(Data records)
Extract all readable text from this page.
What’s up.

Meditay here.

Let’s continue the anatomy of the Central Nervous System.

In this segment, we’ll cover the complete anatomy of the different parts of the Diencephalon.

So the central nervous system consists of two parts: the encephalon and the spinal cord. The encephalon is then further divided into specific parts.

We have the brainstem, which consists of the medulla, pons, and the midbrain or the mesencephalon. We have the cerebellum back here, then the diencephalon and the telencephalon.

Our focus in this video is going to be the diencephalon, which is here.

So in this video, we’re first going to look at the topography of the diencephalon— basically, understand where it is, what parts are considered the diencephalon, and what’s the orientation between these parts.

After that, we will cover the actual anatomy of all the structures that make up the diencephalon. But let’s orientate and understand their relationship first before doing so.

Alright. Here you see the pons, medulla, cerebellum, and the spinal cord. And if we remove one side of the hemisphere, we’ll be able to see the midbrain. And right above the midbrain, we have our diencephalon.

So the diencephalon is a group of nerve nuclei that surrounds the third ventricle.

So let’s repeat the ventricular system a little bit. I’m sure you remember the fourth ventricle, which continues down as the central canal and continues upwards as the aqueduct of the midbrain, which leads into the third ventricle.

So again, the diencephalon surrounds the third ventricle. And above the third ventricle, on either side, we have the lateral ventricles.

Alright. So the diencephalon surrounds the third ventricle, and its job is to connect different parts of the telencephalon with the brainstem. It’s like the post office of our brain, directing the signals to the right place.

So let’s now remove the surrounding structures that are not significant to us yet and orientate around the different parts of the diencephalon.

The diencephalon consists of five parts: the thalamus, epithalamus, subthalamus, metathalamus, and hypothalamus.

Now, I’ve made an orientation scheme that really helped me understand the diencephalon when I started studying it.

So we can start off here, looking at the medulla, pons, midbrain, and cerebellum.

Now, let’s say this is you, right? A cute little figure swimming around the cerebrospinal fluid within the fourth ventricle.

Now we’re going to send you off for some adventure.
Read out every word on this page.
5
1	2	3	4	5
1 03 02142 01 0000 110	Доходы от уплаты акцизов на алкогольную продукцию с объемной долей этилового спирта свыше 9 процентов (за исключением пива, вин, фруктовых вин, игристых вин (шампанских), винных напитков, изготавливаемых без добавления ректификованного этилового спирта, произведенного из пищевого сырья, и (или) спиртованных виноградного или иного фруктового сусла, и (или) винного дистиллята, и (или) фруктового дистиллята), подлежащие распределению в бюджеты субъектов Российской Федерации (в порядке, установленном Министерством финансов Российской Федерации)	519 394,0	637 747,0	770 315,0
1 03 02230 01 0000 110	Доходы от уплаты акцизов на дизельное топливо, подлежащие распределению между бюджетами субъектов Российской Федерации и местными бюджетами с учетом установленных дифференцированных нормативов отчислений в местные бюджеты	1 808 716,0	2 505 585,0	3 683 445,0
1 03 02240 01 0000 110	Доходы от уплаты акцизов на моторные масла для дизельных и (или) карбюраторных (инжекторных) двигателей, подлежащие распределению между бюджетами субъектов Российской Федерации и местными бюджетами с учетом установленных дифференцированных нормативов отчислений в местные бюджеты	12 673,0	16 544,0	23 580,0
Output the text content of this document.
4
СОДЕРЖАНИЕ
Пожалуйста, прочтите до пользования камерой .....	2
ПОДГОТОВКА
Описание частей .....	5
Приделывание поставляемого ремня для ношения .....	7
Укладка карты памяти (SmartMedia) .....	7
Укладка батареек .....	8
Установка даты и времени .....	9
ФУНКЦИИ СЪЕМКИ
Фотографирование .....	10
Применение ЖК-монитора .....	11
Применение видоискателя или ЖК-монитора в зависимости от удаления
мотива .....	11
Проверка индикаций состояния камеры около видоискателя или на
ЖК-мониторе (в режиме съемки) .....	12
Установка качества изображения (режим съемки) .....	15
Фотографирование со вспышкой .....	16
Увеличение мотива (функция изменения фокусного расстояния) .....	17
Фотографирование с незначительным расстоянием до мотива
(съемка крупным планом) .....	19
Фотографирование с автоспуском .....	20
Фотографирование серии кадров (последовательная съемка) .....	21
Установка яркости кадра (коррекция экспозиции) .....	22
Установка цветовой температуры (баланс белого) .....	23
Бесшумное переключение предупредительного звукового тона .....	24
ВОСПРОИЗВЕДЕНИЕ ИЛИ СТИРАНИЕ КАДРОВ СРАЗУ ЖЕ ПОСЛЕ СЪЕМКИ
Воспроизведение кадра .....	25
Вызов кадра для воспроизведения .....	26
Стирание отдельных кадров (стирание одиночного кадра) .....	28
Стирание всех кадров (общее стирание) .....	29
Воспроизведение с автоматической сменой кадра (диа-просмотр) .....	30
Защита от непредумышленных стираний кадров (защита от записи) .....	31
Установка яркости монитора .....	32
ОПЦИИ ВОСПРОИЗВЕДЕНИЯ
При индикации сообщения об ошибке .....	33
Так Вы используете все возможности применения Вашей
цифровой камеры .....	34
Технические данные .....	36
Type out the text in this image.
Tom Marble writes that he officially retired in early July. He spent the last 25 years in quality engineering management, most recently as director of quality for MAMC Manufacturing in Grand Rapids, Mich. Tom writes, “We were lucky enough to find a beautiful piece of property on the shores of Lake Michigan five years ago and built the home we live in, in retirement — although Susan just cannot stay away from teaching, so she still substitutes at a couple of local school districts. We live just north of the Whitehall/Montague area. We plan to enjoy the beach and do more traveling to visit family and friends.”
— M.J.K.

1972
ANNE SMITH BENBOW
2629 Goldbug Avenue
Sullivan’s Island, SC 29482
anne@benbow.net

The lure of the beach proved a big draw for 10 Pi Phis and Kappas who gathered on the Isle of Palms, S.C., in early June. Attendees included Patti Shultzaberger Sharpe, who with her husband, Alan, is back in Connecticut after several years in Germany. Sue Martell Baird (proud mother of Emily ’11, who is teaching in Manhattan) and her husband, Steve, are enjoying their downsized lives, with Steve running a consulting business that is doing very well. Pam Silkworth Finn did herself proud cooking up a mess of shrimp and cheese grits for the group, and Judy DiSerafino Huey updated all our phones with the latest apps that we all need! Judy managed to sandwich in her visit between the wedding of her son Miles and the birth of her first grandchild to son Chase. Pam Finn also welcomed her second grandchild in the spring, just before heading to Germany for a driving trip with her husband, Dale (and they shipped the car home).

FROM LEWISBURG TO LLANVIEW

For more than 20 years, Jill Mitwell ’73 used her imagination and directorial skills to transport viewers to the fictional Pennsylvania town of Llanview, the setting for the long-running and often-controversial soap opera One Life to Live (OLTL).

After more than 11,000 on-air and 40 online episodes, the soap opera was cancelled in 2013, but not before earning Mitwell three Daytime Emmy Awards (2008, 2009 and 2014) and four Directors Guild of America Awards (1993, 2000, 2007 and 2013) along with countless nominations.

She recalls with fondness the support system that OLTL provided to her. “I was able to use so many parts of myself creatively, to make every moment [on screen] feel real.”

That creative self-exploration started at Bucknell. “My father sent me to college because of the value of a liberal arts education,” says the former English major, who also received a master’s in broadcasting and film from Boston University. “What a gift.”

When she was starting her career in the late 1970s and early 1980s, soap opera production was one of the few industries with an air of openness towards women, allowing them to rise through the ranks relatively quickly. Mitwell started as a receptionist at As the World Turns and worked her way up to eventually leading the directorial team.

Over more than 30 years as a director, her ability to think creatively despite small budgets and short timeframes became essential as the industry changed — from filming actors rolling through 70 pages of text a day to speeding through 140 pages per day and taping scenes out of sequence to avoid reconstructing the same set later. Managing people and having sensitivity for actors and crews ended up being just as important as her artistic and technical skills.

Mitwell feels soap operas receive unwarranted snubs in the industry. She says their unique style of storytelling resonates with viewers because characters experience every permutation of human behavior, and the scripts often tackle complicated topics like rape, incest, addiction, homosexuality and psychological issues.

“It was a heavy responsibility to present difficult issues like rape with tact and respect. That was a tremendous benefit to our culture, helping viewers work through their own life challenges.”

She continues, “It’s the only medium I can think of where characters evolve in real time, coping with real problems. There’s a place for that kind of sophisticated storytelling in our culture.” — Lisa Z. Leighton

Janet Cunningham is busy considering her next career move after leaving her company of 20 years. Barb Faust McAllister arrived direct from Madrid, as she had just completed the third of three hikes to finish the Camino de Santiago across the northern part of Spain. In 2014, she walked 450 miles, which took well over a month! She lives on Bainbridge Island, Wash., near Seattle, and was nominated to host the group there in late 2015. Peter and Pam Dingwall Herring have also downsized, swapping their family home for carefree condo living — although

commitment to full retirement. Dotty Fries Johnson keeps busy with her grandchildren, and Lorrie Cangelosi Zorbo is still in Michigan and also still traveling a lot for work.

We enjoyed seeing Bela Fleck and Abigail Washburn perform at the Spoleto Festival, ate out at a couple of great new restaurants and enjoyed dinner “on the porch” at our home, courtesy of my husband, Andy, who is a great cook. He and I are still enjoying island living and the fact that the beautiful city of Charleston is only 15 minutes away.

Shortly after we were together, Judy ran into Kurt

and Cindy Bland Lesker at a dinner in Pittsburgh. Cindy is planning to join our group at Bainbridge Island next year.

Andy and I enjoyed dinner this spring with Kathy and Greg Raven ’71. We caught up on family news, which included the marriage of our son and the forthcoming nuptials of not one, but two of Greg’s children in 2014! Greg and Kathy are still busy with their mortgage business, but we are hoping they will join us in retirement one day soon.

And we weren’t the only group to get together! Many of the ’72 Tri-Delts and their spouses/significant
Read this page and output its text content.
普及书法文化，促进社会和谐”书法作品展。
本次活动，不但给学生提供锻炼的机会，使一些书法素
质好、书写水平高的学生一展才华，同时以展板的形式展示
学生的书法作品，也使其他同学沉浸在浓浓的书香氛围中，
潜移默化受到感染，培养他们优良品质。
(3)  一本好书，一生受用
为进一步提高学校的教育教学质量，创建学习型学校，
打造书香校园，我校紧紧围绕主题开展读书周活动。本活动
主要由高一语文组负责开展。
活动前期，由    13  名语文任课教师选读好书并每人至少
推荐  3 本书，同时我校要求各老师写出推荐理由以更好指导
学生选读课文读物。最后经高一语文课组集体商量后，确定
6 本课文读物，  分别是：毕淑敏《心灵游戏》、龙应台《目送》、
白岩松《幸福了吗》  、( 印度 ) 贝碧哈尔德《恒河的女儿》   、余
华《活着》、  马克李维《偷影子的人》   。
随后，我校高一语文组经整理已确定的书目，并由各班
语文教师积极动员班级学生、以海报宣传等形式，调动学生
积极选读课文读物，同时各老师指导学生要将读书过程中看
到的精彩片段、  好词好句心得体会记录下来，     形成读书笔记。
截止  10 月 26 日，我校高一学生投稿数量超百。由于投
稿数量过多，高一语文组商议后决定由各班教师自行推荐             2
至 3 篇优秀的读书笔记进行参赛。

TASK BRIEF: Select every line in the material above where the string "little" occurs, and copy it.

RESULT OF THE EXERCISE:
So let’s repeat the ventricular system a little bit. I’m sure you remember the fourth ventricle, which continues down as the central canal and continues upwards as the aqueduct of the midbrain, which leads into the third ventricle.
Now, let’s say this is you, right? A cute little figure swimming around the cerebrospinal fluid within the fourth ventricle.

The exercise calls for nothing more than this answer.